* BEGIN INFORMATION SUPPLIED *

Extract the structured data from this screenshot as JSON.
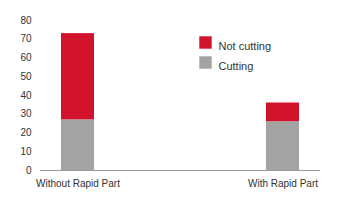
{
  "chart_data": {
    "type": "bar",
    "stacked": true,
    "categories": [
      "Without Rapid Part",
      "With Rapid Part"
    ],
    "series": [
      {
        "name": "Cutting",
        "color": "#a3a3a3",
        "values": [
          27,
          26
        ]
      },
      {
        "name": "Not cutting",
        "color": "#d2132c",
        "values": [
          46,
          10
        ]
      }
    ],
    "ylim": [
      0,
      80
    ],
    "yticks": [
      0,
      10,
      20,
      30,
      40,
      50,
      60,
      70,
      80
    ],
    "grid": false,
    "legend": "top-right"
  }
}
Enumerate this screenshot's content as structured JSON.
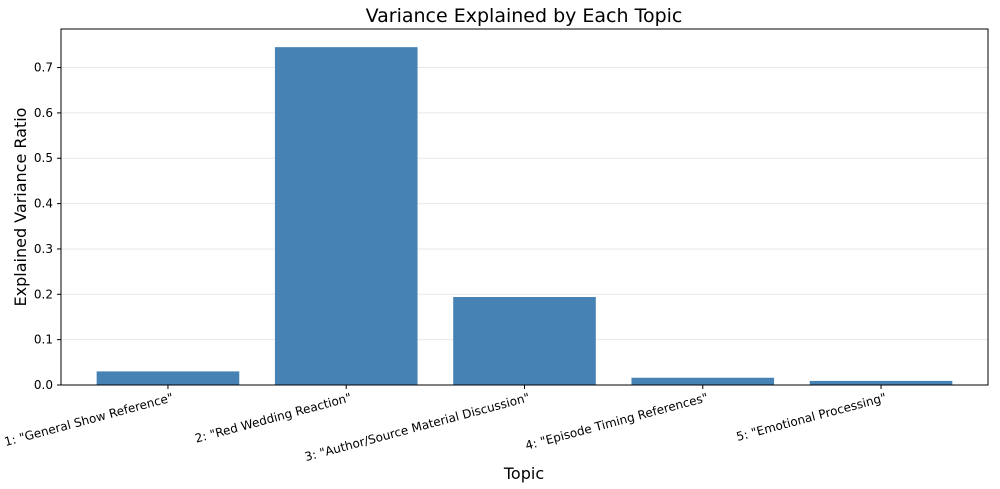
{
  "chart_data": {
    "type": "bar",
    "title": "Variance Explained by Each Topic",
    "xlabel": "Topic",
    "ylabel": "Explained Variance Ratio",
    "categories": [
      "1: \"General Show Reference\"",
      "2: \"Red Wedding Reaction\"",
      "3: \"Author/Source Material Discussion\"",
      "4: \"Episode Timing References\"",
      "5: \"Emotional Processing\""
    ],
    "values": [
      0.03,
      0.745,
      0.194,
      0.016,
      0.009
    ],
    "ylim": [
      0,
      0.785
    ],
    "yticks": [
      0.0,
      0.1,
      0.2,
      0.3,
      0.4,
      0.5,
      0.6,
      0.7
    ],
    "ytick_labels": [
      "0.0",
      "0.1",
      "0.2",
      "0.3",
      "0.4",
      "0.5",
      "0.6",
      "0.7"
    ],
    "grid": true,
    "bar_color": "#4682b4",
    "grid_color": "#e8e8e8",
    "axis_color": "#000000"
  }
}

* END INFORMATION SUPPLIED *
* BEGIN INFORMATION SUPPLIED *

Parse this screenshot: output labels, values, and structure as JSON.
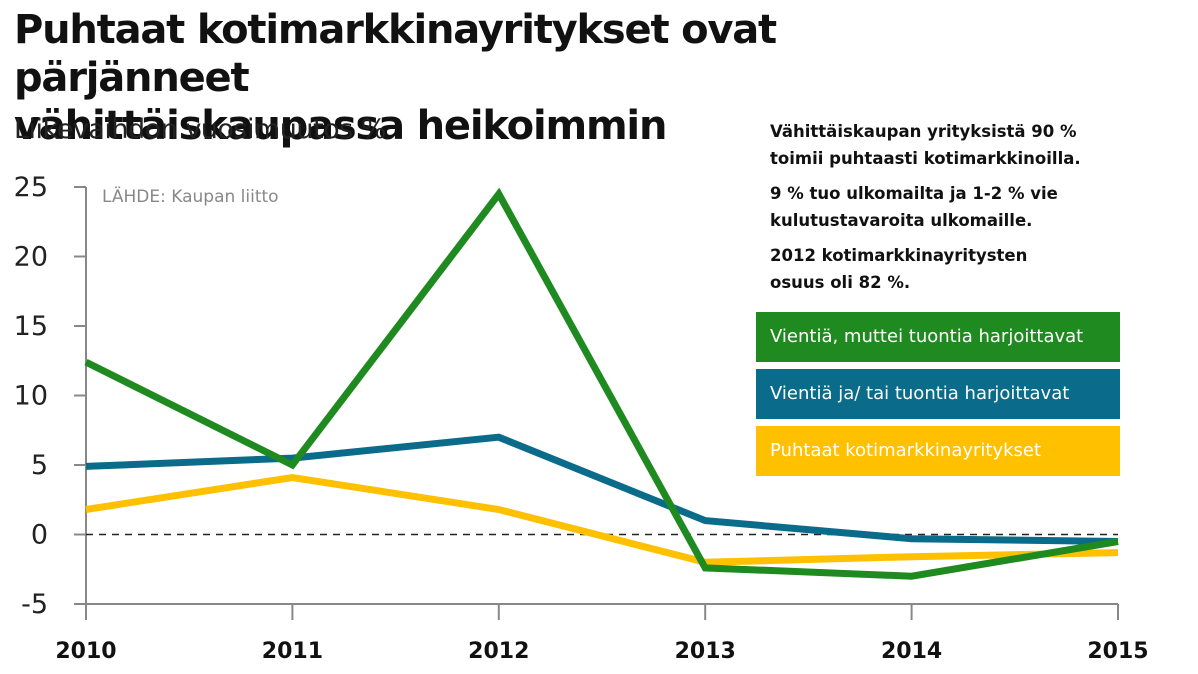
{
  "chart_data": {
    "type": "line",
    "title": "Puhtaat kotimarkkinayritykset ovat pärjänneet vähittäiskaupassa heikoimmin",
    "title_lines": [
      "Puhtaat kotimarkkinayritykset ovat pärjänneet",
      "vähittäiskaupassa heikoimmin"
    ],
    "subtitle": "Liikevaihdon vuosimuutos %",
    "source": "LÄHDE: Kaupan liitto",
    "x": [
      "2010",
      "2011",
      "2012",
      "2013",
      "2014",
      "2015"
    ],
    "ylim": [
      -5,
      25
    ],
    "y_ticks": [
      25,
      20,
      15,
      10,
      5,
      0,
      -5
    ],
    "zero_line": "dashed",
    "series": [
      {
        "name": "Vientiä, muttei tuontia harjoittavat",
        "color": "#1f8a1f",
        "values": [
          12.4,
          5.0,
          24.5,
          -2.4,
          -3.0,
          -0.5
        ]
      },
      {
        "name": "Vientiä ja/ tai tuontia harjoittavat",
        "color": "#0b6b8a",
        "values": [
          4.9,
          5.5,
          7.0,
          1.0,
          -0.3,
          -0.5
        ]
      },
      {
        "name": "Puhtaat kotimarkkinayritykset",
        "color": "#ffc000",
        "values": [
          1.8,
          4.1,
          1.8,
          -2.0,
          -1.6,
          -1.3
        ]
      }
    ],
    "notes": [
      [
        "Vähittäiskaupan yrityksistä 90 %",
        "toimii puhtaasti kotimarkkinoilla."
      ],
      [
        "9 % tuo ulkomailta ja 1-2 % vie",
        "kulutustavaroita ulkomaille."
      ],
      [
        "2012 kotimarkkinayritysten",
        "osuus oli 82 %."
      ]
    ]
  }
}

* END INFORMATION SUPPLIED *
* BEGIN INFORMATION SUPPLIED *

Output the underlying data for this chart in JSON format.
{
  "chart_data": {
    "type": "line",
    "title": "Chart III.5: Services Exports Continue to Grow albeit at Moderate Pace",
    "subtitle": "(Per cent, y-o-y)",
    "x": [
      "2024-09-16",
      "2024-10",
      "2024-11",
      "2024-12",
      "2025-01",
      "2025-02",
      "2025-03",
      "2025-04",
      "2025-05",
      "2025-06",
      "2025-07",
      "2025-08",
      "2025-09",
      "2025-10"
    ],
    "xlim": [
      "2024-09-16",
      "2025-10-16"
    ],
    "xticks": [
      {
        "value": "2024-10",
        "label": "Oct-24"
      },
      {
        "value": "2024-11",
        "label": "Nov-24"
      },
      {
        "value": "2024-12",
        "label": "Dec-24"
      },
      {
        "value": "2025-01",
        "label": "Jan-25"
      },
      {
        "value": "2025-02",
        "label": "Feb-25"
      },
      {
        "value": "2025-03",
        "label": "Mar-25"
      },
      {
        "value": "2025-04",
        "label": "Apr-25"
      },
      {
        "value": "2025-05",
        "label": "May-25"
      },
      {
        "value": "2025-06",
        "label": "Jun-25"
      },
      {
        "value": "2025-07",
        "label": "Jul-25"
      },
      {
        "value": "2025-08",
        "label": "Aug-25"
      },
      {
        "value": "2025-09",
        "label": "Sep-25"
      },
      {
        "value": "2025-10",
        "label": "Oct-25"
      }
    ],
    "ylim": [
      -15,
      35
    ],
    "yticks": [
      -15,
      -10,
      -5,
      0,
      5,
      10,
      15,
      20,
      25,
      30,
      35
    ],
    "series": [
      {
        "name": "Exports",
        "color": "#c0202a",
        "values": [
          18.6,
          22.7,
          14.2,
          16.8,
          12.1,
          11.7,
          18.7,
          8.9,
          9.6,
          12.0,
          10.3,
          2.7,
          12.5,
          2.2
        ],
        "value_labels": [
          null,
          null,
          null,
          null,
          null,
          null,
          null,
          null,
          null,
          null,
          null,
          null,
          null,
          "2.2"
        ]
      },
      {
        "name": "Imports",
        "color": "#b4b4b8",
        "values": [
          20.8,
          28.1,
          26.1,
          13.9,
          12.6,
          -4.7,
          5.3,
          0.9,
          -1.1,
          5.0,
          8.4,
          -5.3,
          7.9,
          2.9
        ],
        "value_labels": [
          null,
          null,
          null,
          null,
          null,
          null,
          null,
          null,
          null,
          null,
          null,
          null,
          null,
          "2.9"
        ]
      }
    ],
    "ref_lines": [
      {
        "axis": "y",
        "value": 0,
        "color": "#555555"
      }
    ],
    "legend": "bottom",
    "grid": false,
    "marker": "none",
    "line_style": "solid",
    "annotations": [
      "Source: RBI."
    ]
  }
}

* END INFORMATION SUPPLIED *

WHAT TO WORK ON:
List each line in the listing that contains the string "Vientiä".

COMPLETE ANSWER:
        "name": "Vientiä, muttei tuontia harjoittavat",
        "name": "Vientiä ja/ tai tuontia harjoittavat",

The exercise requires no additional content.